(Work required) Leave out the pictures and copy everything else below exactly.

(Raw records)
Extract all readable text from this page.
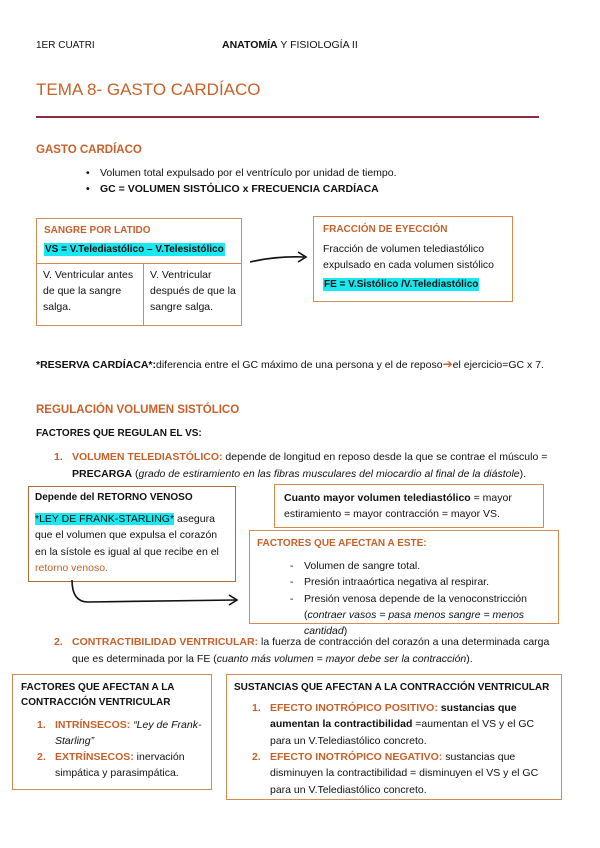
1ER CUATRI	ANATOMÍA Y FISIOLOGÍA II
TEMA 8- GASTO CARDÍACO
GASTO CARDÍACO
• Volumen total expulsado por el ventrículo por unidad de tiempo.
• GC = VOLUMEN SISTÓLICO x FRECUENCIA CARDÍACA
SANGRE POR LATIDO
VS = V.Telediastólico – V.Telesistólico
V. Ventricular antes de que la sangre salga.
V. Ventricular después de que la sangre salga.
FRACCIÓN DE EYECCIÓN
Fracción de volumen telediastólico expulsado en cada volumen sistólico
FE = V.Sistólico /V.Telediastólico
*RESERVA CARDÍACA*:diferencia entre el GC máximo de una persona y el de reposo➔el ejercicio=GC x 7.
REGULACIÓN VOLUMEN SISTÓLICO
FACTORES QUE REGULAN EL VS:
1. VOLUMEN TELEDIASTÓLICO: depende de longitud en reposo desde la que se contrae el músculo =
PRECARGA (grado de estiramiento en las fibras musculares del miocardio al final de la diástole).
Depende del RETORNO VENOSO
*LEY DE FRANK-STARLING* asegura que el volumen que expulsa el corazón en la sístole es igual al que recibe en el retorno venoso.
Cuanto mayor volumen telediastólico = mayor estiramiento = mayor contracción = mayor VS.
FACTORES QUE AFECTAN A ESTE:
- Volumen de sangre total.
- Presión intraaórtica negativa al respirar.
- Presión venosa depende de la venoconstricción (contraer vasos = pasa menos sangre = menos cantidad)
2. CONTRACTIBILIDAD VENTRICULAR: la fuerza de contracción del corazón a una determinada carga
que es determinada por la FE (cuanto más volumen = mayor debe ser la contracción).
FACTORES QUE AFECTAN A LA CONTRACCIÓN VENTRICULAR
1. INTRÍNSECOS: “Ley de Frank-Starling”
2. EXTRÍNSECOS: inervación simpática y parasimpática.
SUSTANCIAS QUE AFECTAN A LA CONTRACCIÓN VENTRICULAR
1. EFECTO INOTRÓPICO POSITIVO: sustancias que aumentan la contractibilidad =aumentan el VS y el GC para un V.Telediastólico concreto.
2. EFECTO INOTRÓPICO NEGATIVO: sustancias que disminuyen la contractibilidad = disminuyen el VS y el GC para un V.Telediastólico concreto.
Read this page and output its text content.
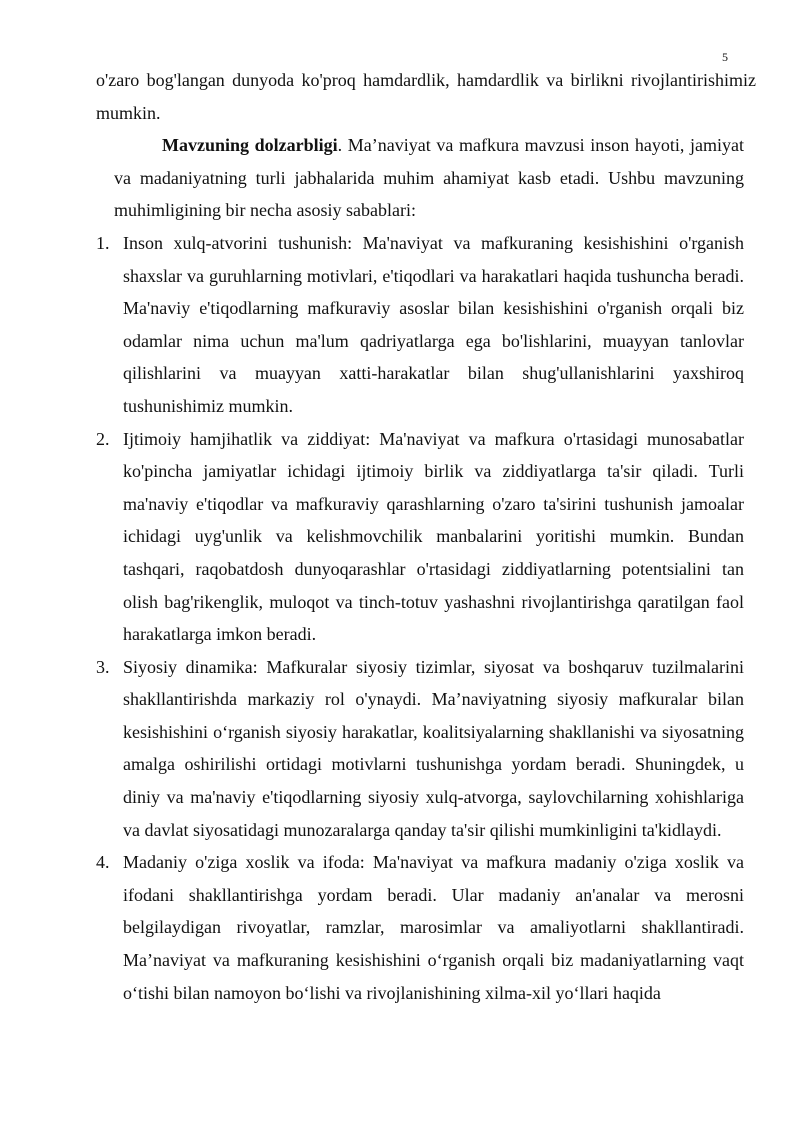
5

o'zaro bog'langan dunyoda ko'proq hamdardlik, hamdardlik va birlikni rivojlantirishimiz mumkin.

Mavzuning dolzarbligi. Ma’naviyat va mafkura mavzusi inson hayoti, jamiyat va madaniyatning turli jabhalarida muhim ahamiyat kasb etadi. Ushbu mavzuning muhimligining bir necha asosiy sabablari:

1. Inson xulq-atvorini tushunish: Ma'naviyat va mafkuraning kesishishini o'rganish shaxslar va guruhlarning motivlari, e'tiqodlari va harakatlari haqida tushuncha beradi. Ma'naviy e'tiqodlarning mafkuraviy asoslar bilan kesishishini o'rganish orqali biz odamlar nima uchun ma'lum qadriyatlarga ega bo'lishlarini, muayyan tanlovlar qilishlarini va muayyan xatti-harakatlar bilan shug'ullanishlarini yaxshiroq tushunishimiz mumkin.
2. Ijtimoiy hamjihatlik va ziddiyat: Ma'naviyat va mafkura o'rtasidagi munosabatlar ko'pincha jamiyatlar ichidagi ijtimoiy birlik va ziddiyatlarga ta'sir qiladi. Turli ma'naviy e'tiqodlar va mafkuraviy qarashlarning o'zaro ta'sirini tushunish jamoalar ichidagi uyg'unlik va kelishmovchilik manbalarini yoritishi mumkin. Bundan tashqari, raqobatdosh dunyoqarashlar o'rtasidagi ziddiyatlarning potentsialini tan olish bag'rikenglik, muloqot va tinch-totuv yashashni rivojlantirishga qaratilgan faol harakatlarga imkon beradi.
3. Siyosiy dinamika: Mafkuralar siyosiy tizimlar, siyosat va boshqaruv tuzilmalarini shakllantirishda markaziy rol o'ynaydi. Ma’naviyatning siyosiy mafkuralar bilan kesishishini o‘rganish siyosiy harakatlar, koalitsiyalarning shakllanishi va siyosatning amalga oshirilishi ortidagi motivlarni tushunishga yordam beradi. Shuningdek, u diniy va ma'naviy e'tiqodlarning siyosiy xulq-atvorga, saylovchilarning xohishlariga va davlat siyosatidagi munozaralarga qanday ta'sir qilishi mumkinligini ta'kidlaydi.
4. Madaniy o'ziga xoslik va ifoda: Ma'naviyat va mafkura madaniy o'ziga xoslik va ifodani shakllantirishga yordam beradi. Ular madaniy an'analar va merosni belgilaydigan rivoyatlar, ramzlar, marosimlar va amaliyotlarni shakllantiradi. Ma’naviyat va mafkuraning kesishishini o‘rganish orqali biz madaniyatlarning vaqt o‘tishi bilan namoyon bo‘lishi va rivojlanishining xilma-xil yo‘llari haqida
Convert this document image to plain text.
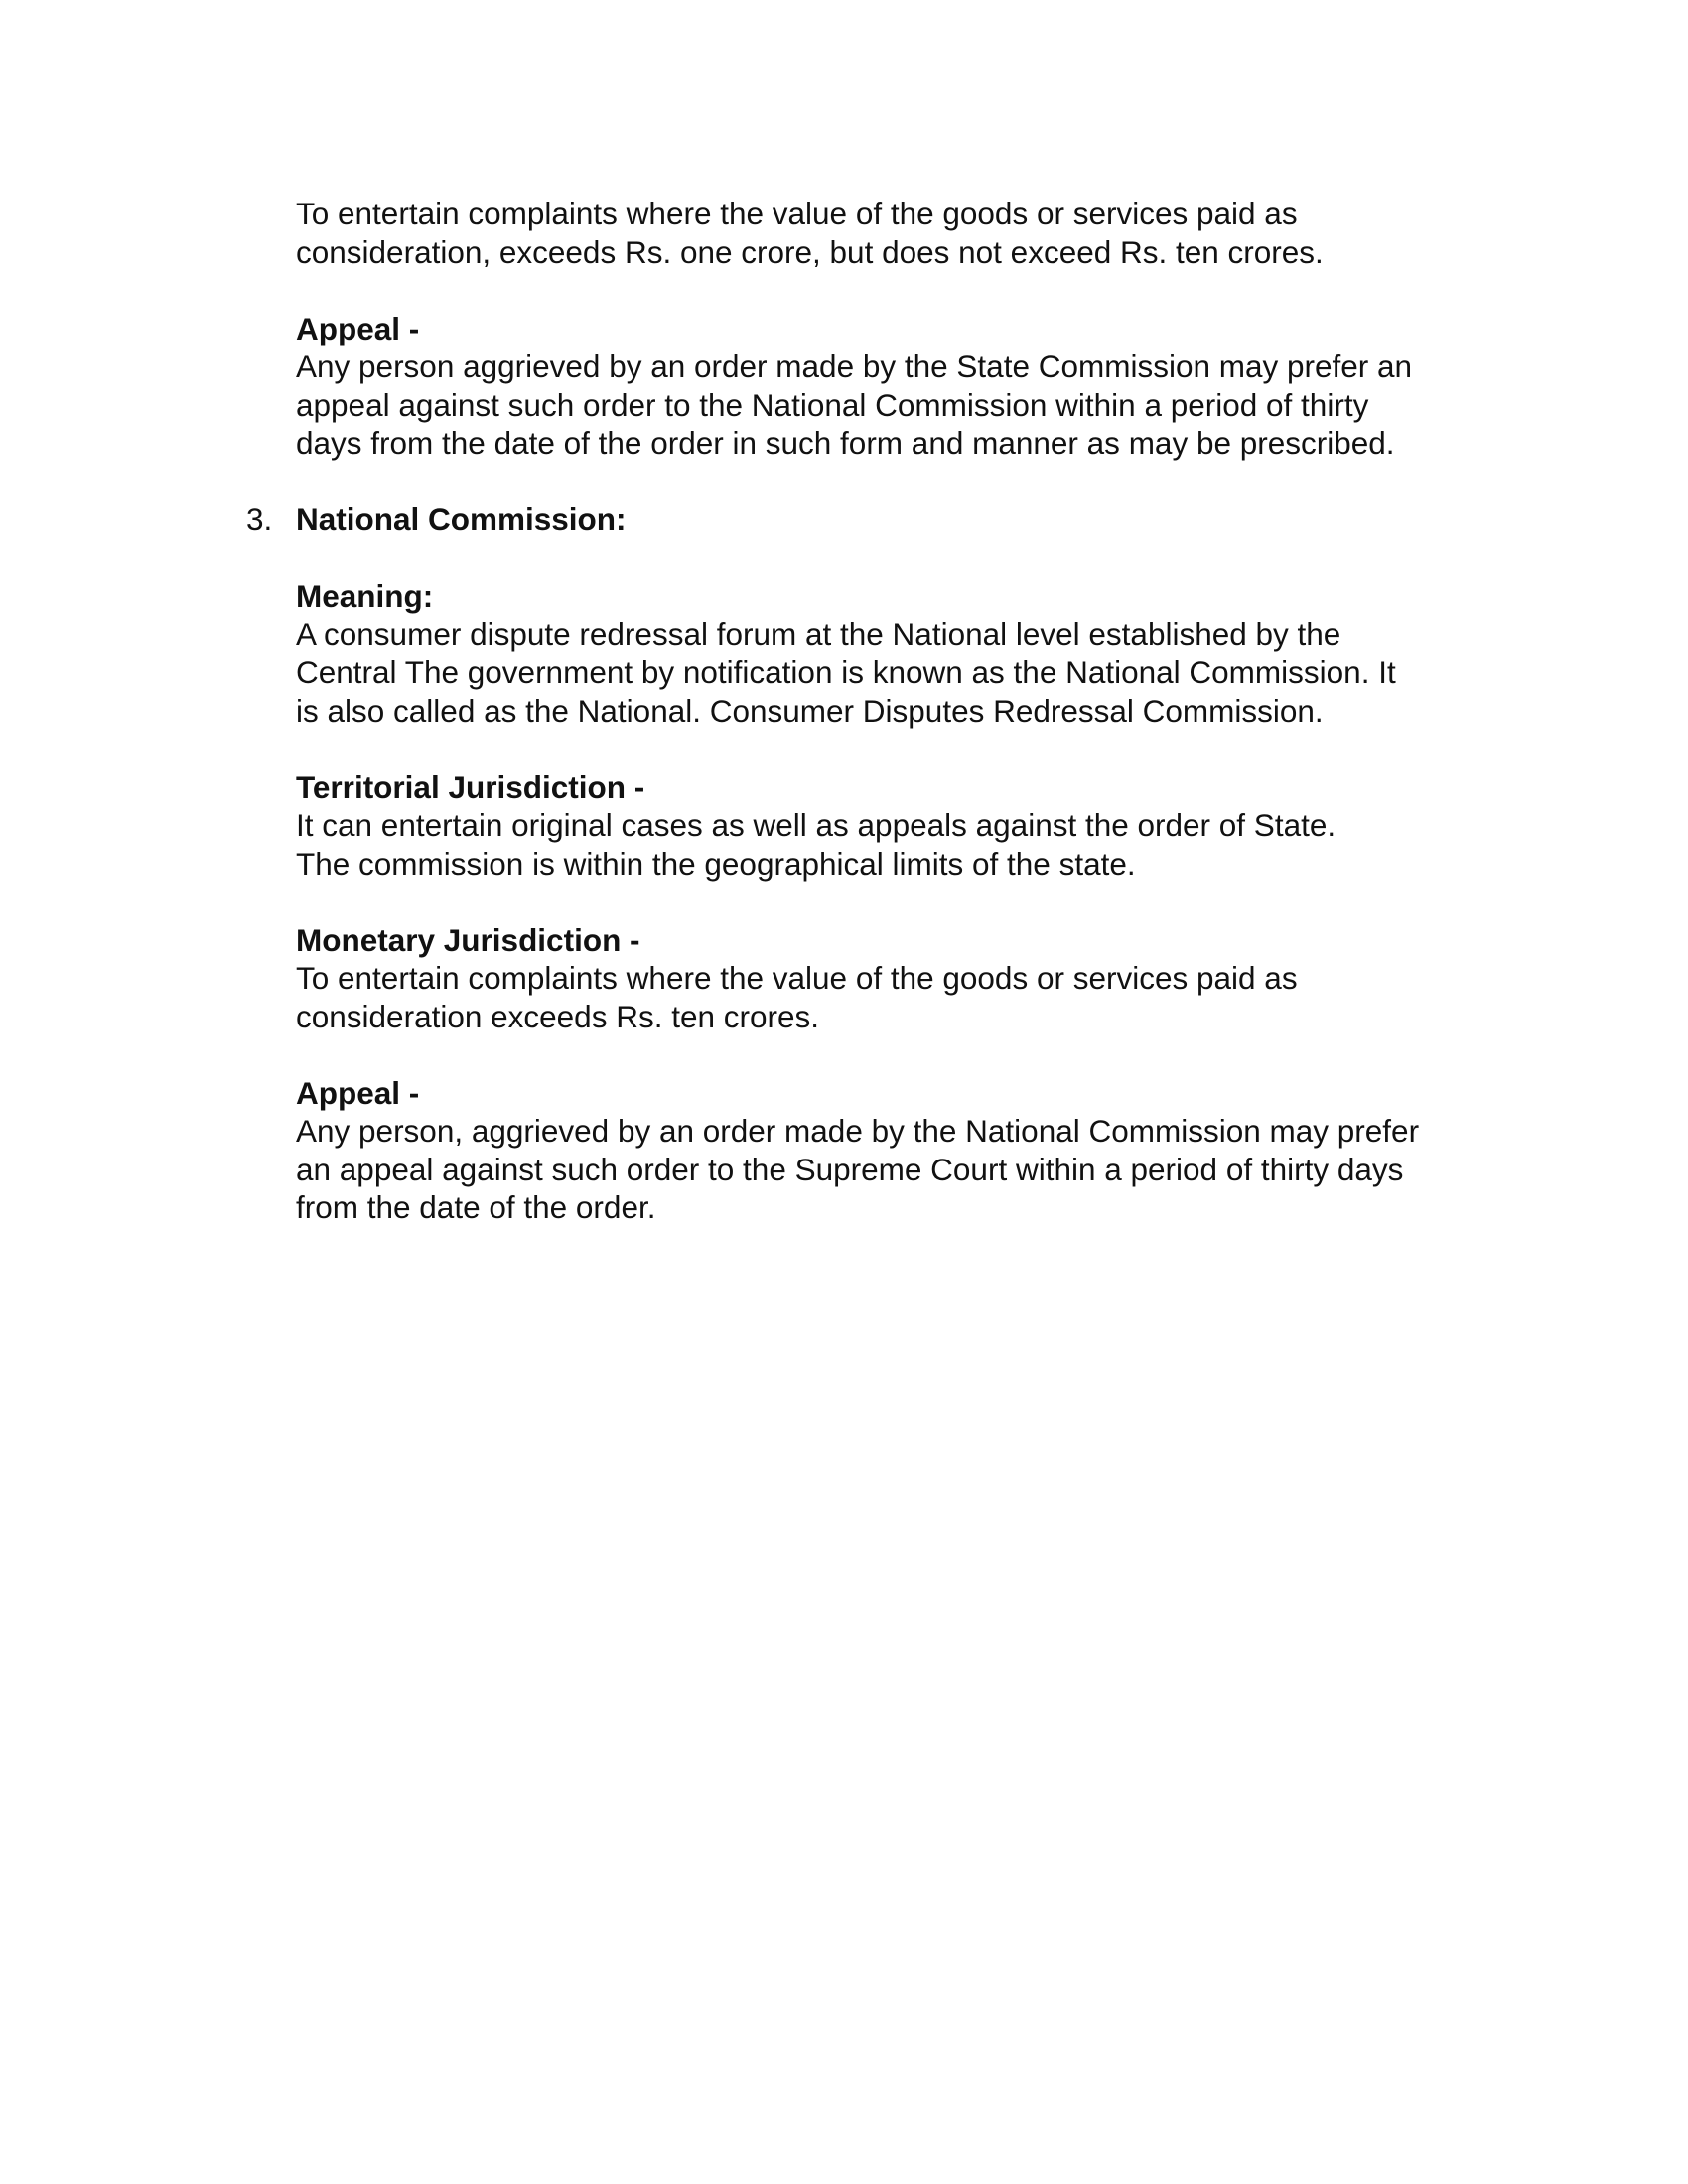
To entertain complaints where the value of the goods or services paid as
consideration, exceeds Rs. one crore, but does not exceed Rs. ten crores.

Appeal -

Any person aggrieved by an order made by the State Commission may prefer an
appeal against such order to the National Commission within a period of thirty
days from the date of the order in such form and manner as may be prescribed.

3. National Commission:

Meaning:

A consumer dispute redressal forum at the National level established by the
Central The government by notification is known as the National Commission. It
is also called as the National. Consumer Disputes Redressal Commission.

Territorial Jurisdiction -

It can entertain original cases as well as appeals against the order of State.
The commission is within the geographical limits of the state.

Monetary Jurisdiction -

To entertain complaints where the value of the goods or services paid as
consideration exceeds Rs. ten crores.

Appeal -

Any person, aggrieved by an order made by the National Commission may prefer
an appeal against such order to the Supreme Court within a period of thirty days
from the date of the order.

(Exercise solution)
Extract all readable text from this page.
1ER CUATRI	ANATOMÍA Y FISIOLOGÍA II
TEMA 8- GASTO CARDÍACO
GASTO CARDÍACO
• Volumen total expulsado por el ventrículo por unidad de tiempo.
• GC = VOLUMEN SISTÓLICO x FRECUENCIA CARDÍACA
SANGRE POR LATIDO
VS = V.Telediastólico – V.Telesistólico
V. Ventricular antes de que la sangre salga.
V. Ventricular después de que la sangre salga.
FRACCIÓN DE EYECCIÓN
Fracción de volumen telediastólico expulsado en cada volumen sistólico
FE = V.Sistólico /V.Telediastólico
*RESERVA CARDÍACA*:diferencia entre el GC máximo de una persona y el de reposo➔el ejercicio=GC x 7.
REGULACIÓN VOLUMEN SISTÓLICO
FACTORES QUE REGULAN EL VS:
1. VOLUMEN TELEDIASTÓLICO: depende de longitud en reposo desde la que se contrae el músculo =
PRECARGA (grado de estiramiento en las fibras musculares del miocardio al final de la diástole).
Depende del RETORNO VENOSO
*LEY DE FRANK-STARLING* asegura que el volumen que expulsa el corazón en la sístole es igual al que recibe en el retorno venoso.
Cuanto mayor volumen telediastólico = mayor estiramiento = mayor contracción = mayor VS.
FACTORES QUE AFECTAN A ESTE:
- Volumen de sangre total.
- Presión intraaórtica negativa al respirar.
- Presión venosa depende de la venoconstricción (contraer vasos = pasa menos sangre = menos cantidad)
2. CONTRACTIBILIDAD VENTRICULAR: la fuerza de contracción del corazón a una determinada carga
que es determinada por la FE (cuanto más volumen = mayor debe ser la contracción).
FACTORES QUE AFECTAN A LA CONTRACCIÓN VENTRICULAR
1. INTRÍNSECOS: “Ley de Frank-Starling”
2. EXTRÍNSECOS: inervación simpática y parasimpática.
SUSTANCIAS QUE AFECTAN A LA CONTRACCIÓN VENTRICULAR
1. EFECTO INOTRÓPICO POSITIVO: sustancias que aumentan la contractibilidad =aumentan el VS y el GC para un V.Telediastólico concreto.
2. EFECTO INOTRÓPICO NEGATIVO: sustancias que disminuyen la contractibilidad = disminuyen el VS y el GC para un V.Telediastólico concreto.
Read this page and output its text content.
5

o'zaro bog'langan dunyoda ko'proq hamdardlik, hamdardlik va birlikni rivojlantirishimiz mumkin.

Mavzuning dolzarbligi. Ma’naviyat va mafkura mavzusi inson hayoti, jamiyat va madaniyatning turli jabhalarida muhim ahamiyat kasb etadi. Ushbu mavzuning muhimligining bir necha asosiy sabablari:

1. Inson xulq-atvorini tushunish: Ma'naviyat va mafkuraning kesishishini o'rganish shaxslar va guruhlarning motivlari, e'tiqodlari va harakatlari haqida tushuncha beradi. Ma'naviy e'tiqodlarning mafkuraviy asoslar bilan kesishishini o'rganish orqali biz odamlar nima uchun ma'lum qadriyatlarga ega bo'lishlarini, muayyan tanlovlar qilishlarini va muayyan xatti-harakatlar bilan shug'ullanishlarini yaxshiroq tushunishimiz mumkin.
2. Ijtimoiy hamjihatlik va ziddiyat: Ma'naviyat va mafkura o'rtasidagi munosabatlar ko'pincha jamiyatlar ichidagi ijtimoiy birlik va ziddiyatlarga ta'sir qiladi. Turli ma'naviy e'tiqodlar va mafkuraviy qarashlarning o'zaro ta'sirini tushunish jamoalar ichidagi uyg'unlik va kelishmovchilik manbalarini yoritishi mumkin. Bundan tashqari, raqobatdosh dunyoqarashlar o'rtasidagi ziddiyatlarning potentsialini tan olish bag'rikenglik, muloqot va tinch-totuv yashashni rivojlantirishga qaratilgan faol harakatlarga imkon beradi.
3. Siyosiy dinamika: Mafkuralar siyosiy tizimlar, siyosat va boshqaruv tuzilmalarini shakllantirishda markaziy rol o'ynaydi. Ma’naviyatning siyosiy mafkuralar bilan kesishishini o‘rganish siyosiy harakatlar, koalitsiyalarning shakllanishi va siyosatning amalga oshirilishi ortidagi motivlarni tushunishga yordam beradi. Shuningdek, u diniy va ma'naviy e'tiqodlarning siyosiy xulq-atvorga, saylovchilarning xohishlariga va davlat siyosatidagi munozaralarga qanday ta'sir qilishi mumkinligini ta'kidlaydi.
4. Madaniy o'ziga xoslik va ifoda: Ma'naviyat va mafkura madaniy o'ziga xoslik va ifodani shakllantirishga yordam beradi. Ular madaniy an'analar va merosni belgilaydigan rivoyatlar, ramzlar, marosimlar va amaliyotlarni shakllantiradi. Ma’naviyat va mafkuraning kesishishini o‘rganish orqali biz madaniyatlarning vaqt o‘tishi bilan namoyon bo‘lishi va rivojlanishining xilma-xil yo‘llari haqida
Convert this document image to plain text.
To entertain complaints where the value of the goods or services paid as
consideration, exceeds Rs. one crore, but does not exceed Rs. ten crores.

Appeal -

Any person aggrieved by an order made by the State Commission may prefer an
appeal against such order to the National Commission within a period of thirty
days from the date of the order in such form and manner as may be prescribed.

3. National Commission:

Meaning:

A consumer dispute redressal forum at the National level established by the
Central The government by notification is known as the National Commission. It
is also called as the National. Consumer Disputes Redressal Commission.

Territorial Jurisdiction -

It can entertain original cases as well as appeals against the order of State.
The commission is within the geographical limits of the state.

Monetary Jurisdiction -

To entertain complaints where the value of the goods or services paid as
consideration exceeds Rs. ten crores.

Appeal -

Any person, aggrieved by an order made by the National Commission may prefer
an appeal against such order to the Supreme Court within a period of thirty days
from the date of the order.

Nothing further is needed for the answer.